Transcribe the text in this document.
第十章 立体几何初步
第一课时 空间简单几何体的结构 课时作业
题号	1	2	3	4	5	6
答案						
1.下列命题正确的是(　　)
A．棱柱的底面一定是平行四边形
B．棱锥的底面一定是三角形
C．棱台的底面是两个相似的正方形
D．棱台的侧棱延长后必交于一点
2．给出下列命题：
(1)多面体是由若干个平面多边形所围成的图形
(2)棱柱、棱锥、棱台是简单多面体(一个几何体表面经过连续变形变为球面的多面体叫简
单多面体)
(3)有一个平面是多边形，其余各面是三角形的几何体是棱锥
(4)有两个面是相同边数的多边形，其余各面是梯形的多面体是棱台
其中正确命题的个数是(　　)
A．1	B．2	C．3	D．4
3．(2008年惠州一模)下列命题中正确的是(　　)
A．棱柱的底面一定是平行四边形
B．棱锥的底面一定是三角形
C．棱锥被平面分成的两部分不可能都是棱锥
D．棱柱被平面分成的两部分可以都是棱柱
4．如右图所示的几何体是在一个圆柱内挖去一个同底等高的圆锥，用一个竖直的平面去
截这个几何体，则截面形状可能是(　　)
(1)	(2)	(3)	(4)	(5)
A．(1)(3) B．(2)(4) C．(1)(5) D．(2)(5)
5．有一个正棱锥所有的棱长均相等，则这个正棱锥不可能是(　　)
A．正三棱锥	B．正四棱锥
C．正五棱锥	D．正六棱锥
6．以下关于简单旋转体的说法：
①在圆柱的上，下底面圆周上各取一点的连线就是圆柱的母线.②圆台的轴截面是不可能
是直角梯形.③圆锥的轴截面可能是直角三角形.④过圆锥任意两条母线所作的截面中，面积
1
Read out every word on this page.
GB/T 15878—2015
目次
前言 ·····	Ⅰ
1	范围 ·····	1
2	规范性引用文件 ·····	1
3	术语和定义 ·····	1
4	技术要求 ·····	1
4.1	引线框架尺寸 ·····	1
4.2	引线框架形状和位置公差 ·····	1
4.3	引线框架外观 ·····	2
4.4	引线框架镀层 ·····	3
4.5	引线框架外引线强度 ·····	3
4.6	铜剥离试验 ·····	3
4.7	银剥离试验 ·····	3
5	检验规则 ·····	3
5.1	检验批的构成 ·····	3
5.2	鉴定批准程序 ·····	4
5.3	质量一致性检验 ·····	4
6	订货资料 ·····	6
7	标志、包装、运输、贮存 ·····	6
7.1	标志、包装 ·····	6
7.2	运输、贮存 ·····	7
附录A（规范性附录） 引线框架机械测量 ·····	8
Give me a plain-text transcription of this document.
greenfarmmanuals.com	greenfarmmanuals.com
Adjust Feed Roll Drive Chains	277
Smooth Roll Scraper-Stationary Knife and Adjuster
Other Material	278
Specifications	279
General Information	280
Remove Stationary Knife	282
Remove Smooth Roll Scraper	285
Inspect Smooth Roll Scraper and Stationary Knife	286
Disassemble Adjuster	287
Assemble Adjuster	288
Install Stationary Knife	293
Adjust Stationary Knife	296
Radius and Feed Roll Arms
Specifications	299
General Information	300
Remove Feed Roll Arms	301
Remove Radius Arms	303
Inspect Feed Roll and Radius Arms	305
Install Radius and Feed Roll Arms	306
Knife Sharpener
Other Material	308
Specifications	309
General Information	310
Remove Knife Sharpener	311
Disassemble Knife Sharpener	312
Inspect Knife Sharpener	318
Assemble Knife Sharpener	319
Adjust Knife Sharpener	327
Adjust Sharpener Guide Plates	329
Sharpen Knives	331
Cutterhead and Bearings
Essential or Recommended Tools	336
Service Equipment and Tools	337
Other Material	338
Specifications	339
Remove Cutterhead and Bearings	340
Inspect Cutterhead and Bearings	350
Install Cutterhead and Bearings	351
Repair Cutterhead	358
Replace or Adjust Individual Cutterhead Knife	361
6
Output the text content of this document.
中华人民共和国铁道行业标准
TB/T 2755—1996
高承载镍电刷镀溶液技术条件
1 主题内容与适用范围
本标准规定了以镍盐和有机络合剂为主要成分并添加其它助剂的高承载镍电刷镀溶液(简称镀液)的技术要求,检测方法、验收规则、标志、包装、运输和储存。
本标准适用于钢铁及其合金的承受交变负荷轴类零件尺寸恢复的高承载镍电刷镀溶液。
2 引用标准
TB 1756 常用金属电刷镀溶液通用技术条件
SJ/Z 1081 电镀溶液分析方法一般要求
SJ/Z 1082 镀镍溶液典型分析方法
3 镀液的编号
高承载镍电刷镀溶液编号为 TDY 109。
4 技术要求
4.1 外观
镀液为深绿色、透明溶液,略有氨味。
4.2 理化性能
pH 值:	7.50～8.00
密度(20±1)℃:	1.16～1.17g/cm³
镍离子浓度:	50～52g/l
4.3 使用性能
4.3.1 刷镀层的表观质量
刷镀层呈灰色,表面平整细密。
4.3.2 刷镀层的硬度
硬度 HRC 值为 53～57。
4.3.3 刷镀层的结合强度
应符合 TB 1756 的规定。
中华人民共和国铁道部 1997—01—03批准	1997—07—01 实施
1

Task to carry out →
Return, word for word, every line from the line with "Output the text content of this document." to the final line of the data.

The completed task →
Output the text content of this document.
中华人民共和国铁道行业标准
TB/T 2755—1996
高承载镍电刷镀溶液技术条件
1 主题内容与适用范围
本标准规定了以镍盐和有机络合剂为主要成分并添加其它助剂的高承载镍电刷镀溶液(简称镀液)的技术要求,检测方法、验收规则、标志、包装、运输和储存。
本标准适用于钢铁及其合金的承受交变负荷轴类零件尺寸恢复的高承载镍电刷镀溶液。
2 引用标准
TB 1756 常用金属电刷镀溶液通用技术条件
SJ/Z 1081 电镀溶液分析方法一般要求
SJ/Z 1082 镀镍溶液典型分析方法
3 镀液的编号
高承载镍电刷镀溶液编号为 TDY 109。
4 技术要求
4.1 外观
镀液为深绿色、透明溶液,略有氨味。
4.2 理化性能
pH 值:	7.50～8.00
密度(20±1)℃:	1.16～1.17g/cm³
镍离子浓度:	50～52g/l
4.3 使用性能
4.3.1 刷镀层的表观质量
刷镀层呈灰色,表面平整细密。
4.3.2 刷镀层的硬度
硬度 HRC 值为 53～57。
4.3.3 刷镀层的结合强度
应符合 TB 1756 的规定。
中华人民共和国铁道部 1997—01—03批准	1997—07—01 实施
1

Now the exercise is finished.